▶ [EXERCISE INPUTS]:
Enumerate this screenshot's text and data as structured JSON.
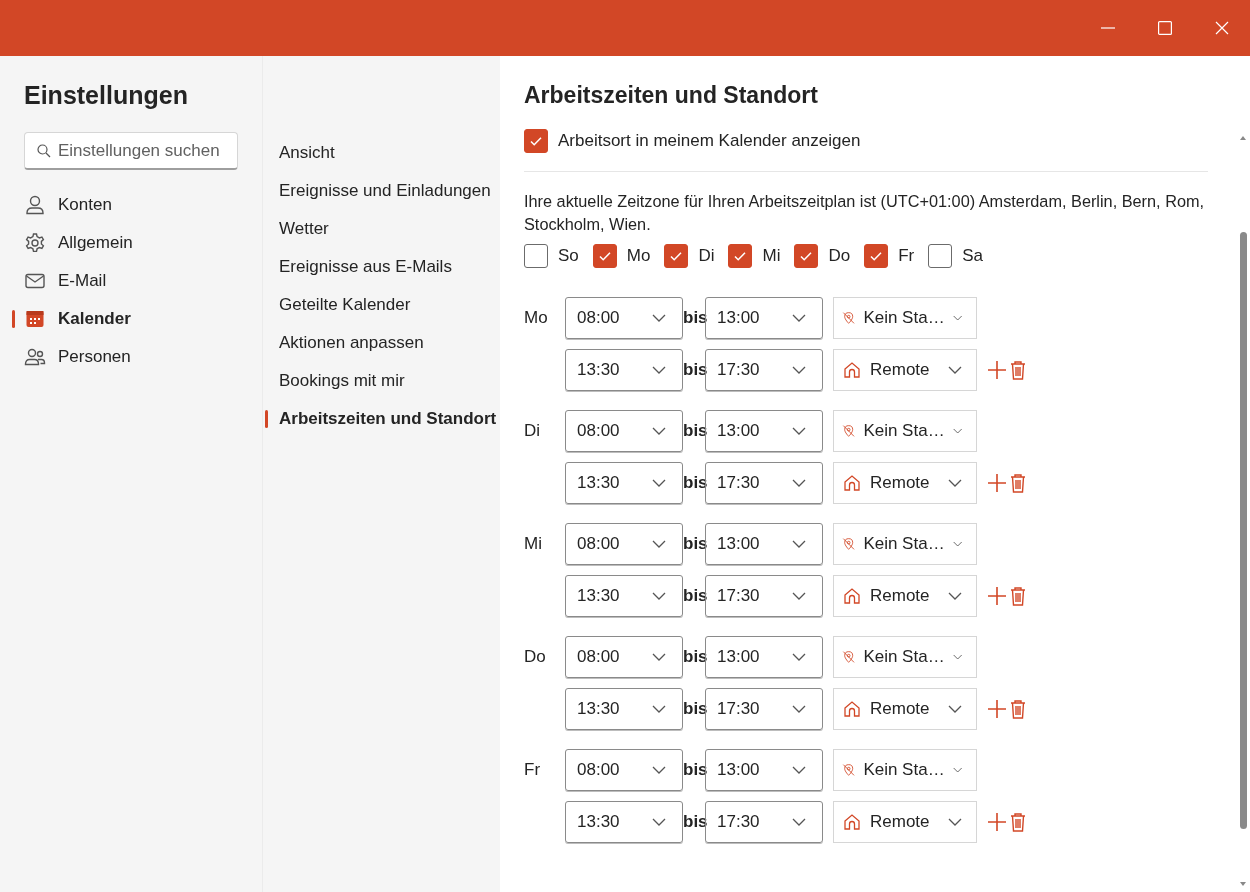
{
  "sidebar": {
    "title": "Einstellungen",
    "search": {
      "placeholder": "Einstellungen suchen"
    },
    "items": [
      {
        "kind": "accounts",
        "label": "Konten",
        "selected": false
      },
      {
        "kind": "general",
        "label": "Allgemein",
        "selected": false
      },
      {
        "kind": "mail",
        "label": "E-Mail",
        "selected": false
      },
      {
        "kind": "calendar",
        "label": "Kalender",
        "selected": true
      },
      {
        "kind": "people",
        "label": "Personen",
        "selected": false
      }
    ]
  },
  "subnav": {
    "items": [
      {
        "label": "Ansicht",
        "selected": false
      },
      {
        "label": "Ereignisse und Einladungen",
        "selected": false
      },
      {
        "label": "Wetter",
        "selected": false
      },
      {
        "label": "Ereignisse aus E-Mails",
        "selected": false
      },
      {
        "label": "Geteilte Kalender",
        "selected": false
      },
      {
        "label": "Aktionen anpassen",
        "selected": false
      },
      {
        "label": "Bookings mit mir",
        "selected": false
      },
      {
        "label": "Arbeitszeiten und Standort",
        "selected": true
      }
    ]
  },
  "content": {
    "title": "Arbeitszeiten und Standort",
    "show_location": {
      "label": "Arbeitsort in meinem Kalender anzeigen",
      "checked": true
    },
    "timezone_note": "Ihre aktuelle Zeitzone für Ihren Arbeitszeitplan ist (UTC+01:00) Amsterdam, Berlin, Bern, Rom, Stockholm, Wien.",
    "days": [
      {
        "label": "So",
        "checked": false
      },
      {
        "label": "Mo",
        "checked": true
      },
      {
        "label": "Di",
        "checked": true
      },
      {
        "label": "Mi",
        "checked": true
      },
      {
        "label": "Do",
        "checked": true
      },
      {
        "label": "Fr",
        "checked": true
      },
      {
        "label": "Sa",
        "checked": false
      }
    ],
    "schedule": [
      {
        "day": "Mo",
        "slots": [
          {
            "start": "08:00",
            "separator": "bis",
            "end": "13:00",
            "location": {
              "kind": "none",
              "label": "Kein Sta…"
            },
            "removable": false
          },
          {
            "start": "13:30",
            "separator": "bis",
            "end": "17:30",
            "location": {
              "kind": "remote",
              "label": "Remote"
            },
            "removable": true
          }
        ]
      },
      {
        "day": "Di",
        "slots": [
          {
            "start": "08:00",
            "separator": "bis",
            "end": "13:00",
            "location": {
              "kind": "none",
              "label": "Kein Sta…"
            },
            "removable": false
          },
          {
            "start": "13:30",
            "separator": "bis",
            "end": "17:30",
            "location": {
              "kind": "remote",
              "label": "Remote"
            },
            "removable": true
          }
        ]
      },
      {
        "day": "Mi",
        "slots": [
          {
            "start": "08:00",
            "separator": "bis",
            "end": "13:00",
            "location": {
              "kind": "none",
              "label": "Kein Sta…"
            },
            "removable": false
          },
          {
            "start": "13:30",
            "separator": "bis",
            "end": "17:30",
            "location": {
              "kind": "remote",
              "label": "Remote"
            },
            "removable": true
          }
        ]
      },
      {
        "day": "Do",
        "slots": [
          {
            "start": "08:00",
            "separator": "bis",
            "end": "13:00",
            "location": {
              "kind": "none",
              "label": "Kein Sta…"
            },
            "removable": false
          },
          {
            "start": "13:30",
            "separator": "bis",
            "end": "17:30",
            "location": {
              "kind": "remote",
              "label": "Remote"
            },
            "removable": true
          }
        ]
      },
      {
        "day": "Fr",
        "slots": [
          {
            "start": "08:00",
            "separator": "bis",
            "end": "13:00",
            "location": {
              "kind": "none",
              "label": "Kein Sta…"
            },
            "removable": false
          },
          {
            "start": "13:30",
            "separator": "bis",
            "end": "17:30",
            "location": {
              "kind": "remote",
              "label": "Remote"
            },
            "removable": true
          }
        ]
      }
    ]
  }
}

▶ [GIVEN PROBLEM]:
Every line is to be duplicated exactly, though pictures stay out.

▶ [COMPLETE ANSWER]:
Enumerate this screenshot's text and data as structured JSON.
{
  "sidebar": {
    "title": "Einstellungen",
    "search": {
      "placeholder": "Einstellungen suchen"
    },
    "items": [
      {
        "kind": "accounts",
        "label": "Konten",
        "selected": false
      },
      {
        "kind": "general",
        "label": "Allgemein",
        "selected": false
      },
      {
        "kind": "mail",
        "label": "E-Mail",
        "selected": false
      },
      {
        "kind": "calendar",
        "label": "Kalender",
        "selected": true
      },
      {
        "kind": "people",
        "label": "Personen",
        "selected": false
      }
    ]
  },
  "subnav": {
    "items": [
      {
        "label": "Ansicht",
        "selected": false
      },
      {
        "label": "Ereignisse und Einladungen",
        "selected": false
      },
      {
        "label": "Wetter",
        "selected": false
      },
      {
        "label": "Ereignisse aus E-Mails",
        "selected": false
      },
      {
        "label": "Geteilte Kalender",
        "selected": false
      },
      {
        "label": "Aktionen anpassen",
        "selected": false
      },
      {
        "label": "Bookings mit mir",
        "selected": false
      },
      {
        "label": "Arbeitszeiten und Standort",
        "selected": true
      }
    ]
  },
  "content": {
    "title": "Arbeitszeiten und Standort",
    "show_location": {
      "label": "Arbeitsort in meinem Kalender anzeigen",
      "checked": true
    },
    "timezone_note": "Ihre aktuelle Zeitzone für Ihren Arbeitszeitplan ist (UTC+01:00) Amsterdam, Berlin, Bern, Rom, Stockholm, Wien.",
    "days": [
      {
        "label": "So",
        "checked": false
      },
      {
        "label": "Mo",
        "checked": true
      },
      {
        "label": "Di",
        "checked": true
      },
      {
        "label": "Mi",
        "checked": true
      },
      {
        "label": "Do",
        "checked": true
      },
      {
        "label": "Fr",
        "checked": true
      },
      {
        "label": "Sa",
        "checked": false
      }
    ],
    "schedule": [
      {
        "day": "Mo",
        "slots": [
          {
            "start": "08:00",
            "separator": "bis",
            "end": "13:00",
            "location": {
              "kind": "none",
              "label": "Kein Sta…"
            },
            "removable": false
          },
          {
            "start": "13:30",
            "separator": "bis",
            "end": "17:30",
            "location": {
              "kind": "remote",
              "label": "Remote"
            },
            "removable": true
          }
        ]
      },
      {
        "day": "Di",
        "slots": [
          {
            "start": "08:00",
            "separator": "bis",
            "end": "13:00",
            "location": {
              "kind": "none",
              "label": "Kein Sta…"
            },
            "removable": false
          },
          {
            "start": "13:30",
            "separator": "bis",
            "end": "17:30",
            "location": {
              "kind": "remote",
              "label": "Remote"
            },
            "removable": true
          }
        ]
      },
      {
        "day": "Mi",
        "slots": [
          {
            "start": "08:00",
            "separator": "bis",
            "end": "13:00",
            "location": {
              "kind": "none",
              "label": "Kein Sta…"
            },
            "removable": false
          },
          {
            "start": "13:30",
            "separator": "bis",
            "end": "17:30",
            "location": {
              "kind": "remote",
              "label": "Remote"
            },
            "removable": true
          }
        ]
      },
      {
        "day": "Do",
        "slots": [
          {
            "start": "08:00",
            "separator": "bis",
            "end": "13:00",
            "location": {
              "kind": "none",
              "label": "Kein Sta…"
            },
            "removable": false
          },
          {
            "start": "13:30",
            "separator": "bis",
            "end": "17:30",
            "location": {
              "kind": "remote",
              "label": "Remote"
            },
            "removable": true
          }
        ]
      },
      {
        "day": "Fr",
        "slots": [
          {
            "start": "08:00",
            "separator": "bis",
            "end": "13:00",
            "location": {
              "kind": "none",
              "label": "Kein Sta…"
            },
            "removable": false
          },
          {
            "start": "13:30",
            "separator": "bis",
            "end": "17:30",
            "location": {
              "kind": "remote",
              "label": "Remote"
            },
            "removable": true
          }
        ]
      }
    ]
  }
}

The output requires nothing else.